* **Aim of the exercise**: Every line that includes the word "drifters" is to be listed.

::: Input material

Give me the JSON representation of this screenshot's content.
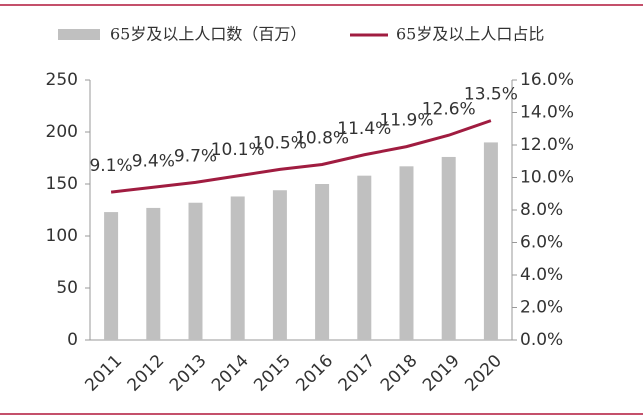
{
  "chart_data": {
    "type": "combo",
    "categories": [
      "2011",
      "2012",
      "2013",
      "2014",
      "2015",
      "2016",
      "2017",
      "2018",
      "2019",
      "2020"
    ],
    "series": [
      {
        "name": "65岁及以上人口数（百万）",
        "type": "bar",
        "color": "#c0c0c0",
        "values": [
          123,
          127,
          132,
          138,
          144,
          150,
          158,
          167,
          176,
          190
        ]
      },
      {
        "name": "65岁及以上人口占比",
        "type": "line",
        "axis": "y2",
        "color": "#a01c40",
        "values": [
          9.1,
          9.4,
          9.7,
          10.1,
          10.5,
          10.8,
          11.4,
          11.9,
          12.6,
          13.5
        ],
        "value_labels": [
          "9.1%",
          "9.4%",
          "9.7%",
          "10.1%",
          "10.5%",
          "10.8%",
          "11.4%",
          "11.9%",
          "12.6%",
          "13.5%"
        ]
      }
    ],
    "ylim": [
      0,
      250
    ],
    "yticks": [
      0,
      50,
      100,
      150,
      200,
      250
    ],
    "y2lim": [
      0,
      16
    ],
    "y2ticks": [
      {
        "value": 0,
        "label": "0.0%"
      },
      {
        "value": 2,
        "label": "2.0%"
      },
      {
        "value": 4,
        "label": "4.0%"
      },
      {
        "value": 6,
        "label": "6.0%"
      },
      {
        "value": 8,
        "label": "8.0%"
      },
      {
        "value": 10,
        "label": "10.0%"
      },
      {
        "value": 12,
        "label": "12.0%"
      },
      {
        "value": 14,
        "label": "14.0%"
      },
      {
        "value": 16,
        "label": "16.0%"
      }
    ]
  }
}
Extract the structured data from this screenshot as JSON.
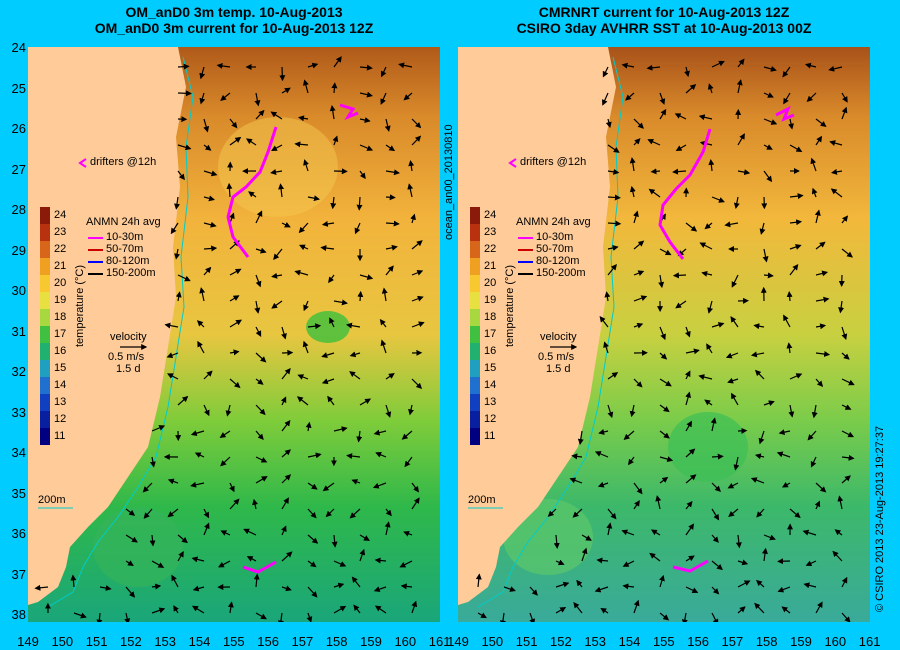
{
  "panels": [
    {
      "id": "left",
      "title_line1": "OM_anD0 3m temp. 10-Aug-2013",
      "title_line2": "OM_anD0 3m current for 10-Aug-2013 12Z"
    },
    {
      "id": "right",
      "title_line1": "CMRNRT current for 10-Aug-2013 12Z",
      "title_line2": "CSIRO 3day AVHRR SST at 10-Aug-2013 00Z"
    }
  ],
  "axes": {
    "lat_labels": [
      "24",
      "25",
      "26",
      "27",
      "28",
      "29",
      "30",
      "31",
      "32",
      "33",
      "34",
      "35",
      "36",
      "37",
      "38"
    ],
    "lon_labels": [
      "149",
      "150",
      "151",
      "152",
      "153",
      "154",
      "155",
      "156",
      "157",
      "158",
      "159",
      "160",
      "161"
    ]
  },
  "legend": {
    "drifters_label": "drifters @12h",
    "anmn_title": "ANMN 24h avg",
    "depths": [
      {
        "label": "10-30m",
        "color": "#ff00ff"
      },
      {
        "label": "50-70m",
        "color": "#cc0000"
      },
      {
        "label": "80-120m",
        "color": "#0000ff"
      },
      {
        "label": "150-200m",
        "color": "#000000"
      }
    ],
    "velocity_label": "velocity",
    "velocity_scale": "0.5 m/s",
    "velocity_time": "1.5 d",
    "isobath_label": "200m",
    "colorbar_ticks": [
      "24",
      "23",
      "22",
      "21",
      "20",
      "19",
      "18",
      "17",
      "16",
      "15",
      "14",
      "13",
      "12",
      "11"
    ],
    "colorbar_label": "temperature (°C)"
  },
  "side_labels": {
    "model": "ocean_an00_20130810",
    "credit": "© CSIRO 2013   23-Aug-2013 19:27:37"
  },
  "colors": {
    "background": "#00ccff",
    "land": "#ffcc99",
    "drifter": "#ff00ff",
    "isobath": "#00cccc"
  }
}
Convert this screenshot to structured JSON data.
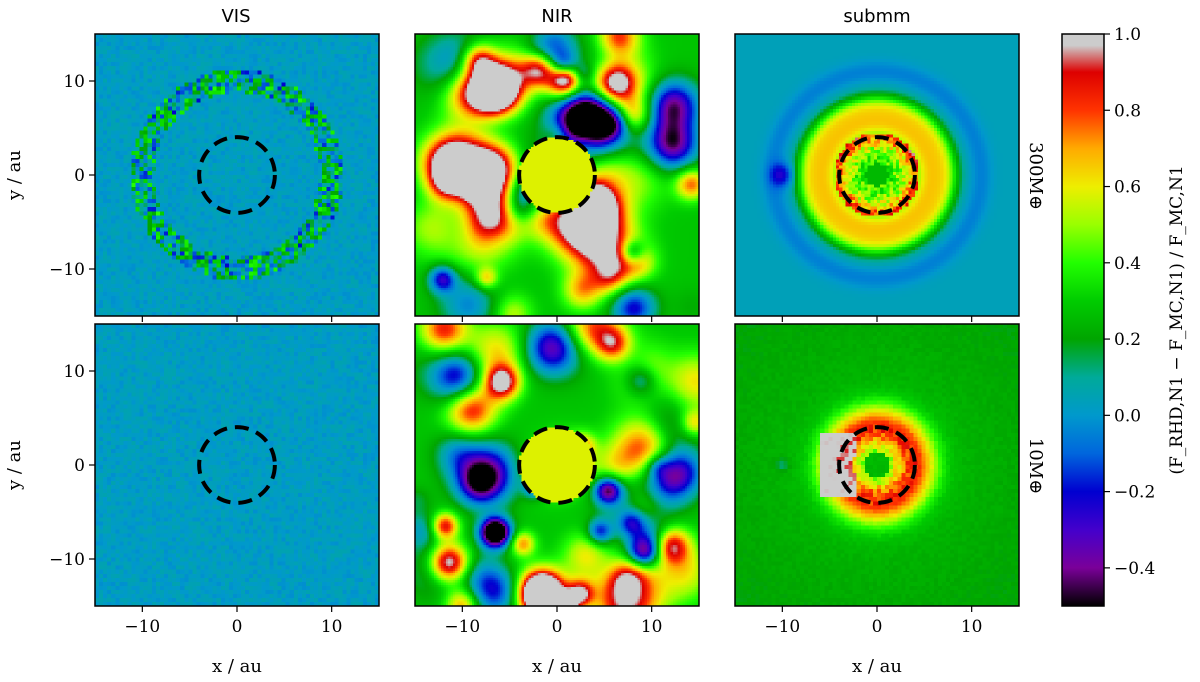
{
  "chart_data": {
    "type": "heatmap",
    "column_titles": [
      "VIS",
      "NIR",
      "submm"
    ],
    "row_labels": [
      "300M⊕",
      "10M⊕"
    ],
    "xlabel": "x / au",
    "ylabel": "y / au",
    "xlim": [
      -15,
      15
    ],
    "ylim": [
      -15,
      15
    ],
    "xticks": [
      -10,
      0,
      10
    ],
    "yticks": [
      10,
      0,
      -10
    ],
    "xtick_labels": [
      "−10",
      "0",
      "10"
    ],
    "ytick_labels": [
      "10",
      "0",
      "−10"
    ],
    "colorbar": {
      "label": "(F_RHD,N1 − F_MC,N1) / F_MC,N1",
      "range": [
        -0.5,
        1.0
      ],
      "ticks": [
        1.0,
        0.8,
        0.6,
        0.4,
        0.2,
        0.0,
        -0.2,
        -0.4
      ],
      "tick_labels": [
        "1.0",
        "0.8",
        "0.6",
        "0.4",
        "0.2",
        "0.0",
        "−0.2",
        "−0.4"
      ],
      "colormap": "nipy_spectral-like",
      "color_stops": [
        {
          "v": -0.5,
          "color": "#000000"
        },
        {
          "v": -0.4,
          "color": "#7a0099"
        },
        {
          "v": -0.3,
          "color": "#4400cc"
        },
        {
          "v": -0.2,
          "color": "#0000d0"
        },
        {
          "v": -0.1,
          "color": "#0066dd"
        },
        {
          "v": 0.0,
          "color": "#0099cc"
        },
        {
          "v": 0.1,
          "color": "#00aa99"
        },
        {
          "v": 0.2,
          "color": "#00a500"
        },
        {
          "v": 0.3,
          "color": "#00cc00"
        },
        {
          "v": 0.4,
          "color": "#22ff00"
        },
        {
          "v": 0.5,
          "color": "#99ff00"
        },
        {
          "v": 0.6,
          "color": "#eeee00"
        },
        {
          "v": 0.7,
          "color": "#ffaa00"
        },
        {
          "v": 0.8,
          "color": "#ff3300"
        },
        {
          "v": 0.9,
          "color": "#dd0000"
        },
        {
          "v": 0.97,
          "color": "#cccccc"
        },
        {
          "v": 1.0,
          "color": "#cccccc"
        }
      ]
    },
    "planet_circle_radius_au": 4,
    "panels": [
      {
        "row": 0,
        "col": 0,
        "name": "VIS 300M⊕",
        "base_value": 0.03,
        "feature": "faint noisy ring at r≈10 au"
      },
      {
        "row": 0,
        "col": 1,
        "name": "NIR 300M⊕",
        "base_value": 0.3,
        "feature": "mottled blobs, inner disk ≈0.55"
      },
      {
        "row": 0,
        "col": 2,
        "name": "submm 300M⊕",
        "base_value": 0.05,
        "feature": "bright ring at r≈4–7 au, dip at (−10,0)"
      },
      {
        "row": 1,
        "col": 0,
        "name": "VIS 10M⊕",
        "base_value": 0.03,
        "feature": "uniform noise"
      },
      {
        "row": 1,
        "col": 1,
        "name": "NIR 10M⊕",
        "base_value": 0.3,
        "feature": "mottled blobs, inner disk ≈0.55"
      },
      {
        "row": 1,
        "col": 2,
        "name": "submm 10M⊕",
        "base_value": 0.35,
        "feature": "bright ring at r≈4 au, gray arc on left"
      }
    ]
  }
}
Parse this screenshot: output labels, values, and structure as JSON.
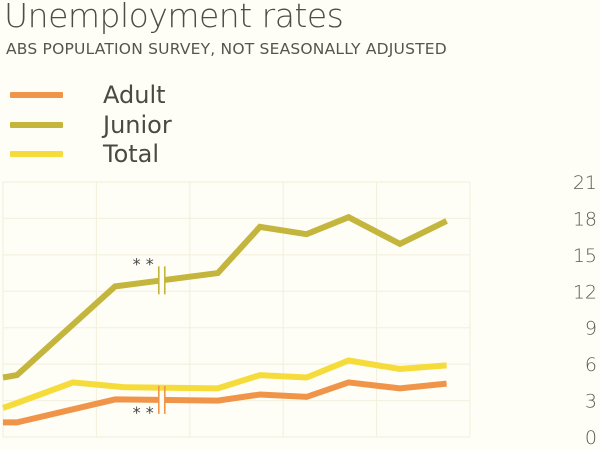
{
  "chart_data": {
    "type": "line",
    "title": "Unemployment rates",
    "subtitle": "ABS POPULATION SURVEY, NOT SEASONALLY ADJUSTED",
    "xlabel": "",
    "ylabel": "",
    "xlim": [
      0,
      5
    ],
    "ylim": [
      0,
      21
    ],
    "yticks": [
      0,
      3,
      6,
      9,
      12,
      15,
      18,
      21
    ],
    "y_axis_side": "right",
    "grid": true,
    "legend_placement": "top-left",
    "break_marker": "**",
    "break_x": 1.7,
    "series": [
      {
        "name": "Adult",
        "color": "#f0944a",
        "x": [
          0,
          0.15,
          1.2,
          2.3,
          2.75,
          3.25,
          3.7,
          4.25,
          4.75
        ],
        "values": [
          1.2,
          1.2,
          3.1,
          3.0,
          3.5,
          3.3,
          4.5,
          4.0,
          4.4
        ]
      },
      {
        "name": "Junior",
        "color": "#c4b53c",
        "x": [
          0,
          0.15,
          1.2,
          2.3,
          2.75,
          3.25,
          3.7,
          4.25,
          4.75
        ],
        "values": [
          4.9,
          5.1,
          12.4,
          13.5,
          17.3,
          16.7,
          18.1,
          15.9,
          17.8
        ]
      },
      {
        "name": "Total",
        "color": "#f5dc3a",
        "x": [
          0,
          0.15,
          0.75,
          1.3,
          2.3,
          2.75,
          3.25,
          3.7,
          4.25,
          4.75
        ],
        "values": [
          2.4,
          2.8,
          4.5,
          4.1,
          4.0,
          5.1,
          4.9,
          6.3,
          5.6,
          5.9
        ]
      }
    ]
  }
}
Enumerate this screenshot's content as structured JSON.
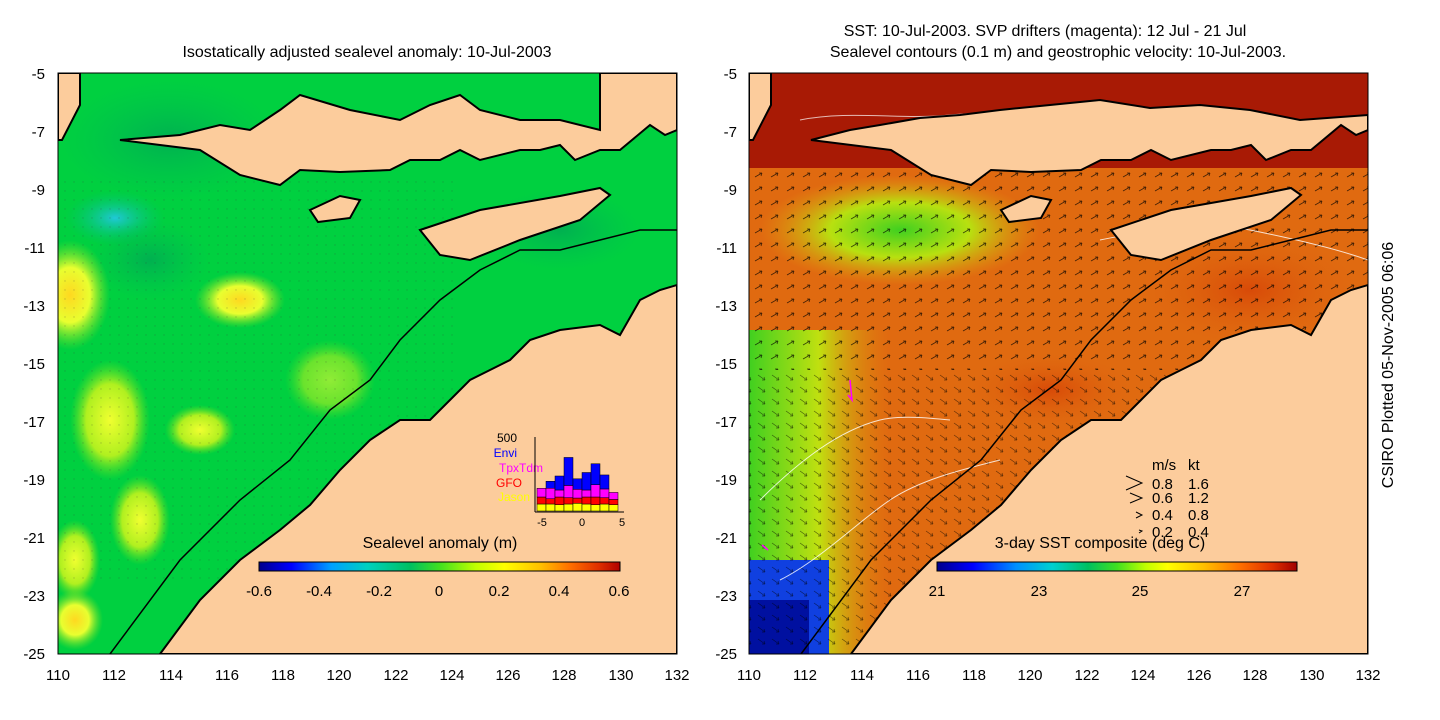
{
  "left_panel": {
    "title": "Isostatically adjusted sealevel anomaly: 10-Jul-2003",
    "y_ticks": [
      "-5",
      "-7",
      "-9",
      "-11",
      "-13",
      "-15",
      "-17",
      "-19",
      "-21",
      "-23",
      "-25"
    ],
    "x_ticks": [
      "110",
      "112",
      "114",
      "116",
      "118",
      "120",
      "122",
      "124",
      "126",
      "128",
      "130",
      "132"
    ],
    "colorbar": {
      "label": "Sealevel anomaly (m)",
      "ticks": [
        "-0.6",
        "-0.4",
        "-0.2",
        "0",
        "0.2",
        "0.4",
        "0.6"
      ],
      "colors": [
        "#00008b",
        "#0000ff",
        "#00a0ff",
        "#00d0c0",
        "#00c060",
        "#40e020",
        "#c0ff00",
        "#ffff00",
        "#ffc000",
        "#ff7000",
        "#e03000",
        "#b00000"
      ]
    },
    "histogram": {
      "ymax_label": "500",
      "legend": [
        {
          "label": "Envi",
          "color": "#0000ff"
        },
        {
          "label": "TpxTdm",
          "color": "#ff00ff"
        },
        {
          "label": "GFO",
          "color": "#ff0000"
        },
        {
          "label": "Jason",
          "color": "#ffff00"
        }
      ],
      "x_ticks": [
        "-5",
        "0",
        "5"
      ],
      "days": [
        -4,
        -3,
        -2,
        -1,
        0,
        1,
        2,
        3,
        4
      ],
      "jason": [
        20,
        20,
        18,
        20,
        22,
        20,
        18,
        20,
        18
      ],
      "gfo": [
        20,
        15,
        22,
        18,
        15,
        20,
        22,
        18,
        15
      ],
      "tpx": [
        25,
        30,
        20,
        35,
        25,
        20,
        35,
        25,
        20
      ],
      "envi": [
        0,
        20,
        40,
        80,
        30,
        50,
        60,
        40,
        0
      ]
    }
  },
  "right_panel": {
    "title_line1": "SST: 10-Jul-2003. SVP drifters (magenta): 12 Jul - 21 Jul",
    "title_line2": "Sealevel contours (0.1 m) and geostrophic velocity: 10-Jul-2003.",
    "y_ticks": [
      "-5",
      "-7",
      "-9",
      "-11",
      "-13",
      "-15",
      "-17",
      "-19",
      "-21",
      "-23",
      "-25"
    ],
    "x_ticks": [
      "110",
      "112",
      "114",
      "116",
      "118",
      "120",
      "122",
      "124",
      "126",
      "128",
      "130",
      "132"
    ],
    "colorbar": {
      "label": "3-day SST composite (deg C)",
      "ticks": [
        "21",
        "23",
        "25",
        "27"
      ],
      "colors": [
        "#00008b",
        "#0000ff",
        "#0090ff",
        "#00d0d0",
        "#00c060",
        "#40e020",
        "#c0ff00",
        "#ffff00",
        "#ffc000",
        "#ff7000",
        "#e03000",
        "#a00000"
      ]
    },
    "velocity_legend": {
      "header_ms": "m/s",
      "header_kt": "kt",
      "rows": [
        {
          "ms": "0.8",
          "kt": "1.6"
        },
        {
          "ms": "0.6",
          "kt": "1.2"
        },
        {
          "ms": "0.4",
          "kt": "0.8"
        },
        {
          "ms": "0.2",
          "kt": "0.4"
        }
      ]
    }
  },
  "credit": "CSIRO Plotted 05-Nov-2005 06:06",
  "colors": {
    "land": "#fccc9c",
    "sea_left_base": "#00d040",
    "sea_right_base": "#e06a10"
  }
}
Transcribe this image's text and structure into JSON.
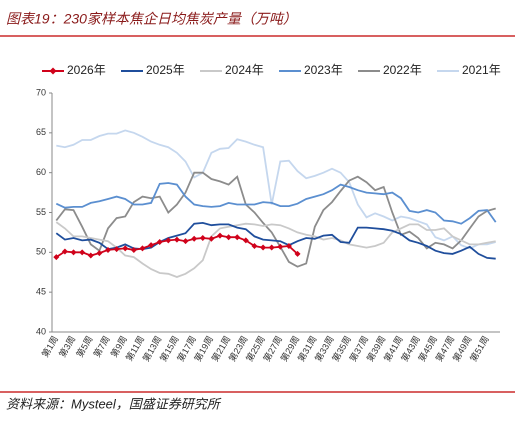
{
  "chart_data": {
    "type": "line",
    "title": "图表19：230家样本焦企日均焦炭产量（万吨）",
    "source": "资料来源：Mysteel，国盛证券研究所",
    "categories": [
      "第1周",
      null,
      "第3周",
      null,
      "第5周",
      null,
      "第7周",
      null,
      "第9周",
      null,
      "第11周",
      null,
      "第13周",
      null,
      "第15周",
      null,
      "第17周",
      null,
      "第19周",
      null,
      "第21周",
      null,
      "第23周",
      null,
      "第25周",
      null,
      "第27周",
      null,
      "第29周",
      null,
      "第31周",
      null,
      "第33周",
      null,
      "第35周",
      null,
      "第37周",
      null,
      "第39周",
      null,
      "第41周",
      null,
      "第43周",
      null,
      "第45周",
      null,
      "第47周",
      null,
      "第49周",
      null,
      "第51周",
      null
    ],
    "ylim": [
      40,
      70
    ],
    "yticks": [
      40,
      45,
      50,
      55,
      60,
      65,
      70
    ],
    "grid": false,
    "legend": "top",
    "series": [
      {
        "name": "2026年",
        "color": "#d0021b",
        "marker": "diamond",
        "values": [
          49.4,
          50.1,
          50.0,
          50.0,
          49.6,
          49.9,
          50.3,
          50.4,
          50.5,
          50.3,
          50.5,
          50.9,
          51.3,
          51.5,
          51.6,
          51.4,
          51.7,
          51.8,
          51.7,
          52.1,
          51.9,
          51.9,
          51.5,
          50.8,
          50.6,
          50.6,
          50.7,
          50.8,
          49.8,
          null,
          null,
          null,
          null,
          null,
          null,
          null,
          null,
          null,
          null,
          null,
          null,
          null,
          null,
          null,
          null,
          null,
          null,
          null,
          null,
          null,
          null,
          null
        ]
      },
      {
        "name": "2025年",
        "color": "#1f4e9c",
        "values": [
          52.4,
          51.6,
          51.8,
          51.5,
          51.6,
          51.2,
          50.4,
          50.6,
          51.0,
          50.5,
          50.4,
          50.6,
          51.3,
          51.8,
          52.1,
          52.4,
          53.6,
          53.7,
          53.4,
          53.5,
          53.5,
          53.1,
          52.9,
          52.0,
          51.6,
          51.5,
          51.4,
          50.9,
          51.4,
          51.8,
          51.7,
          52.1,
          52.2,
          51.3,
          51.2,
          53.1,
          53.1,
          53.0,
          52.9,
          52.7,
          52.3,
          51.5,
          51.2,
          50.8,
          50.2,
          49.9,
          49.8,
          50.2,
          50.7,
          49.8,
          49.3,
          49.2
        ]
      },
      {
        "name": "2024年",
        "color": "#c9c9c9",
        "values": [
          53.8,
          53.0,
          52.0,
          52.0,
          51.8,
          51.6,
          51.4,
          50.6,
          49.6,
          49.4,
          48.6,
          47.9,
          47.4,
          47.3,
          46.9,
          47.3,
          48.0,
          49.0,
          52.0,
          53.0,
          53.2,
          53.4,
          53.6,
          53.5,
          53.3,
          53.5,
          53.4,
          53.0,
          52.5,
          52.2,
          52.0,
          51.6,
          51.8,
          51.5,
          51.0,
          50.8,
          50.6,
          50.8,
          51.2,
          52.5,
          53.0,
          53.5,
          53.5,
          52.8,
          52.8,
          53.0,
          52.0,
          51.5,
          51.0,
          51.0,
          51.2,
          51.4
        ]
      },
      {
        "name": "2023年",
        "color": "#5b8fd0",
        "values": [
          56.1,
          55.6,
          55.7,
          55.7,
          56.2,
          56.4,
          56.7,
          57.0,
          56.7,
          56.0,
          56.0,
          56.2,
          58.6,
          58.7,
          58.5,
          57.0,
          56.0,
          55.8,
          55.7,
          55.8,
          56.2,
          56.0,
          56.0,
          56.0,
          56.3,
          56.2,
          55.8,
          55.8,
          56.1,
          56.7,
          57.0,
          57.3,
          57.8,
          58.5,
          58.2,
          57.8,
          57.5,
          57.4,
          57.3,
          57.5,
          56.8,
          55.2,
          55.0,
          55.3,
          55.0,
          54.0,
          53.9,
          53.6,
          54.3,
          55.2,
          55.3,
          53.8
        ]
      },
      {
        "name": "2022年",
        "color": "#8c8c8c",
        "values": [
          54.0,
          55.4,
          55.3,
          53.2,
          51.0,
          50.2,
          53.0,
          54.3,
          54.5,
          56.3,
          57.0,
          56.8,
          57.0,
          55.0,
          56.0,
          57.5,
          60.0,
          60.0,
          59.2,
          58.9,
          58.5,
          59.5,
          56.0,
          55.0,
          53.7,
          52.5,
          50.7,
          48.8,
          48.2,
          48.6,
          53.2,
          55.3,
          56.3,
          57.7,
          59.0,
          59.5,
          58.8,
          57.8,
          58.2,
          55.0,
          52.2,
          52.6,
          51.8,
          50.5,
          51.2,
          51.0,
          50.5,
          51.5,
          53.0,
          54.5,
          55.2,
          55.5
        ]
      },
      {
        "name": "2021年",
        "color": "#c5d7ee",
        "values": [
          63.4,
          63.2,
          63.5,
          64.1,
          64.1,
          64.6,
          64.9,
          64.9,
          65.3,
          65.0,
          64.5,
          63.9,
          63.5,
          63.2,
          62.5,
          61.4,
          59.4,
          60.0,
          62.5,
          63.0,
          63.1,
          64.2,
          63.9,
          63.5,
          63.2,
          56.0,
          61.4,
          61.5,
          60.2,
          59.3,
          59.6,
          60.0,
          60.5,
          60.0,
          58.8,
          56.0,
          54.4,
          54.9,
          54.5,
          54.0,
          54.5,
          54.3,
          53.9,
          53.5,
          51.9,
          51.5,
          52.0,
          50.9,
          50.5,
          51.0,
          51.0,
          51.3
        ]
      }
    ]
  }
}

::::::

* **Exercise output**:
    "drifters_label": "drifters @12h",
    "title_line1": "SST: 10-Jul-2003. SVP drifters (magenta): 12 Jul - 21 Jul",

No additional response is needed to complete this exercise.